+++ PASSAGE SHOWN +++

PERSONAL EXEMPTION; SENIOR CREDIT H.B. 5420 (H-4), 5421, & 5422 (H-1):
SUMMARY OF BILL
REPORTED FROM COMMITTEE
House Bill 5420 (Substitute H-4 as reported without amendment)
House Bill 5421 (as reported without amendment)
House Bill 5422 (Substitute H-1 as reported without amendment)
Sponsor: Representative Roger Hauck (H.B. 5420)
Representative Jeffrey R. Noble (H.B. 5421)
Representative Jim Tedder (H.B. 5422)
CONTENT
House Bill 5420 (H-4) would amend Part 1 of the Income Tax Act to do the following:
-- Specify the number of personal and dependency exemptions a taxpayer would be allowed, and delete language under which the number of exemptions depends on the number allowed on a taxpayer's Federal return.
-- Increase the personal exemption from the current $4,000 to $4,300 for the 2018 tax year, $4,600 for the 2019 tax year, and $4,800 for the 2020 tax year and each subsequent tax year.
-- Require an amount equal to all revenue the State School Aid Fund lost as a result of the bill's changes regarding personal and dependency exemptions to be deposited in the Fund.
-- Specify that an individual with respect to whom a deduction was allowable to another taxpayer during the tax year would not be considered to have an allowable exemption for purposes of the Act's personal exemption calculation, and would be exempt from the income tax and not required to file a return, if the person had an adjusted gross income of $1,500 or less.
-- Revise the deduction for contributions to and distributions from an ABLE savings account, and interest earned on contributions to education savings accounts.
House Bill 5421 would amend the City Income Tax Act to do the following:
-- Allow a taxpayer deductions for the full personal and dependency exemptions authorized by Part 1 of the Income Tax Act, instead of under the Internal Revenue Code, or a deduction of a minimum of $600 for each personal and dependency exemption under the rules for determining exemptions and dependents under Part 1, instead of under the Internal Revenue Code.
-- Allow a city to provide an exemption of a certain amount for a person with respect to whom a deduction under Part 1 of the Income Tax Act, instead of the Internal Revenue Code, would be allowable to another taxpayer and was therefore not considered to have a personal exemption.
House Bill 5422 (H-1) would amend the Income Tax Act to allow an individual who was 62 years of age or older at the close of the tax year to claim a $100 credit for a single or joint return, or a $200 credit for a joint return if each spouse filing the return were 62 or older, for the 2018 tax year and each subsequent tax year.
MCL 206.8 et al. (H.B. 5420) Legislative Analyst: Drew Krogulecki
141.631 & 141.644 (H.B. 5241)
Proposed MCL 206.254
FISCAL IMPACT
House Bill 5420 (H-4) would reduce General Fund revenue from currently forecasted amounts by an unknown but significant amount in fiscal year (FY) 2017-18 and FY 2018-19, depending on when the bill's changes became effective, by approximately $168.6 million in FY 2019-20, and by a lesser amount that would decline each subsequent fiscal year--reaching zero by approximately FY 2026-27.

+++ DATA EXCERPTS +++

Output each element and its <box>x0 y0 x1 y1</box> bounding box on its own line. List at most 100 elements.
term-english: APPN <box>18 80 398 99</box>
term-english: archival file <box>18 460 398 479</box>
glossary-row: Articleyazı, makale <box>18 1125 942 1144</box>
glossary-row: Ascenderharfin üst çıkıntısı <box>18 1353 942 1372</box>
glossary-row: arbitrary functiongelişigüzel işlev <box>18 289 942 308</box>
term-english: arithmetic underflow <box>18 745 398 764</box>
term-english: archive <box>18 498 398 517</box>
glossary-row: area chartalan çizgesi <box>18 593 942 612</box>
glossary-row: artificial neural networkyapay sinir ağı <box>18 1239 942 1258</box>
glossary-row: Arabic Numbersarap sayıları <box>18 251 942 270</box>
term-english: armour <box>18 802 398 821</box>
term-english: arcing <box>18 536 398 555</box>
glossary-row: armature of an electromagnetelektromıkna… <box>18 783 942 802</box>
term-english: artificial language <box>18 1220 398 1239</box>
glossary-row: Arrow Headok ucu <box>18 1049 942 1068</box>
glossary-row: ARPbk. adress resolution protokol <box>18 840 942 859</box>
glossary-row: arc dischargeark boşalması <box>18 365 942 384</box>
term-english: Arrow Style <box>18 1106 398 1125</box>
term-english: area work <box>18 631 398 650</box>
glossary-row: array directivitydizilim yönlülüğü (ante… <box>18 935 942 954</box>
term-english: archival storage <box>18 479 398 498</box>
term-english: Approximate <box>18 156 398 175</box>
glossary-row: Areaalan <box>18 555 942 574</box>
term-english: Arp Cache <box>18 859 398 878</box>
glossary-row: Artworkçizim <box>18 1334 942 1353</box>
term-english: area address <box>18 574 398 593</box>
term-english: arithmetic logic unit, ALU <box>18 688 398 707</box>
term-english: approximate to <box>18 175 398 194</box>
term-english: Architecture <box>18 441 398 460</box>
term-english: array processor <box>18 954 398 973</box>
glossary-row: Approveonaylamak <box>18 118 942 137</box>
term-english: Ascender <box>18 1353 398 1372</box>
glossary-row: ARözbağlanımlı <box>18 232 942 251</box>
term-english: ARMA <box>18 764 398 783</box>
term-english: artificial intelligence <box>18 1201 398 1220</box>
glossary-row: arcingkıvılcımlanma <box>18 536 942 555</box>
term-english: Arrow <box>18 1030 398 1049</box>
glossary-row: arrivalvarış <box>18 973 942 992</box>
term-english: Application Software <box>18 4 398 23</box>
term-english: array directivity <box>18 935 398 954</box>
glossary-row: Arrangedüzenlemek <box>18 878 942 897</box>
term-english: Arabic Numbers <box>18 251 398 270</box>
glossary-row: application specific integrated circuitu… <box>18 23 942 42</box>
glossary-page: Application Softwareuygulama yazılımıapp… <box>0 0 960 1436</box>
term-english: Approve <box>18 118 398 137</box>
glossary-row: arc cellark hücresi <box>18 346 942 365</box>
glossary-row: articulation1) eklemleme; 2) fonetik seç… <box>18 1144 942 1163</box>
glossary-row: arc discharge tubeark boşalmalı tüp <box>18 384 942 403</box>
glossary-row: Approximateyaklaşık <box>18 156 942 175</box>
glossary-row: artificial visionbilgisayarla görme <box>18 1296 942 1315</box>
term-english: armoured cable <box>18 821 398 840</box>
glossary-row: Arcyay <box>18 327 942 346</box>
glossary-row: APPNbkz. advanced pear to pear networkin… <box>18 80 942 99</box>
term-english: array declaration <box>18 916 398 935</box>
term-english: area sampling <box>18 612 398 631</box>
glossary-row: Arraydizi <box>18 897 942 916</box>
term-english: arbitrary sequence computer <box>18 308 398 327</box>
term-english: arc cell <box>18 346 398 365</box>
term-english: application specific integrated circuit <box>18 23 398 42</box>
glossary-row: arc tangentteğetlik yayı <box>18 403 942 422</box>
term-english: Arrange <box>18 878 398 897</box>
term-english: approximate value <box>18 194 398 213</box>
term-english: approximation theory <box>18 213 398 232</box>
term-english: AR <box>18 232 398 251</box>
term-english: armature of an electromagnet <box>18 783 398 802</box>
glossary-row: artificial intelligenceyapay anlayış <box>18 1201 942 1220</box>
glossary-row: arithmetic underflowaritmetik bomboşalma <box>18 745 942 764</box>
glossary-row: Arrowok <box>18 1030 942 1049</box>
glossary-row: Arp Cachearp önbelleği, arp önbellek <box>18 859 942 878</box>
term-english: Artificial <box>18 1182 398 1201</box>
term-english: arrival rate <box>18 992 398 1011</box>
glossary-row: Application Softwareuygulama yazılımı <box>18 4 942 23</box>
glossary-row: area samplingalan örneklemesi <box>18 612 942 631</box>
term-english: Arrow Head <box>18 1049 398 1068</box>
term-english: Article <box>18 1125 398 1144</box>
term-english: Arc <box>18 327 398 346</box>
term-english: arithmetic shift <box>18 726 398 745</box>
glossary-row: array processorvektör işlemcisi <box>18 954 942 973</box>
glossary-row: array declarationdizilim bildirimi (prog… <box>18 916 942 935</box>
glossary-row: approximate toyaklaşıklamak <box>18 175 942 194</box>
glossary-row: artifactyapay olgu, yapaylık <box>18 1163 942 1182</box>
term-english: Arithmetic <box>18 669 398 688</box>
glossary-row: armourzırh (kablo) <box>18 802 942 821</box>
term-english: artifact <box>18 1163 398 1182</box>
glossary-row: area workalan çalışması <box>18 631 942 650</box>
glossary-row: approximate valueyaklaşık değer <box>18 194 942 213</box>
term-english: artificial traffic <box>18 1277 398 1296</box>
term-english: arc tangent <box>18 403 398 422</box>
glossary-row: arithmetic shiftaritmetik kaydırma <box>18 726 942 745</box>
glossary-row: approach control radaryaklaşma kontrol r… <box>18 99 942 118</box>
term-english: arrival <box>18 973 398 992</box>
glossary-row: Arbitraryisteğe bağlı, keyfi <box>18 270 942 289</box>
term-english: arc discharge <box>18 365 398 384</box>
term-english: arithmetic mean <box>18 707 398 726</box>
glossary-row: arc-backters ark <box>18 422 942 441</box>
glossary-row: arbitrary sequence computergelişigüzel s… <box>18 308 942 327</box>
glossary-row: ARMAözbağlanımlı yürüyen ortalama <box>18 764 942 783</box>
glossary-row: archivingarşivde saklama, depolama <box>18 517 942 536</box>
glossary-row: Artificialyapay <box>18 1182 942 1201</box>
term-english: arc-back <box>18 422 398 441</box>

+++

TASKS TO COMPLETE »
A – List the sponsors named in the bill summary on personal exemptions and the senior credit, each with the bill that sponsor is listed for.
B – Quote the bill summary from "-- Allow a city" to "141.644 (H.B. 5241)".
C – Continue the bill summary on personal exemptions and the senior credit from the point where it stops.

OUTPUTS BY TASK »
A –
Representative Roger Hauck (H.B. 5420)
Representative Jeffrey R. Noble (H.B. 5421)
Representative Jim Tedder (H.B. 5422)

B –
-- Allow a city to provide an exemption of a certain amount for a person with respect to whom a deduction under Part 1 of the Income Tax Act, instead of the Internal Revenue Code, would be allowable to another taxpayer and was therefore not considered to have a personal exemption.
House Bill 5422 (H-1) would amend the Income Tax Act to allow an individual who was 62 years of age or older at the close of the tax year to claim a $100 credit for a single or joint return, or a $200 credit for a joint return if each spouse filing the return were 62 or older, for the 2018 tax year and each subsequent tax year.
MCL 206.8 et al. (H.B. 5420) Legislative Analyst: Drew Krogulecki
141.631 & 141.644 (H.B. 5241)

C –
The reduction in revenue during FY 2017-18 and FY 2018-19 would depend on when the bill was effective. If the changes for tax year 2018 were made retroactive, and effective beginning January 1, 2018, and income tax payments and withholding tables were adjusted to reflect that retroactivity, the bill would reduce FY 2017-18 General Fund revenue by approximately $66.8 million and FY 2018-19 revenue by $132.7 million. However, if the bill's changes were not effective until April 1, 2018, revenue in FY 2017-18 would be reduced by approximately $44.5 million; however, the revenue reduction in FY 2018-19 would increase to approximately $155.0 million.
The impact of the bill would decline after FY 2019-20 because the difference between the value of the personal exemption under the bill and under current law would decline. Depending on the inflation rate over time, the difference would be expected to be eliminated by approximately FY 2026-27.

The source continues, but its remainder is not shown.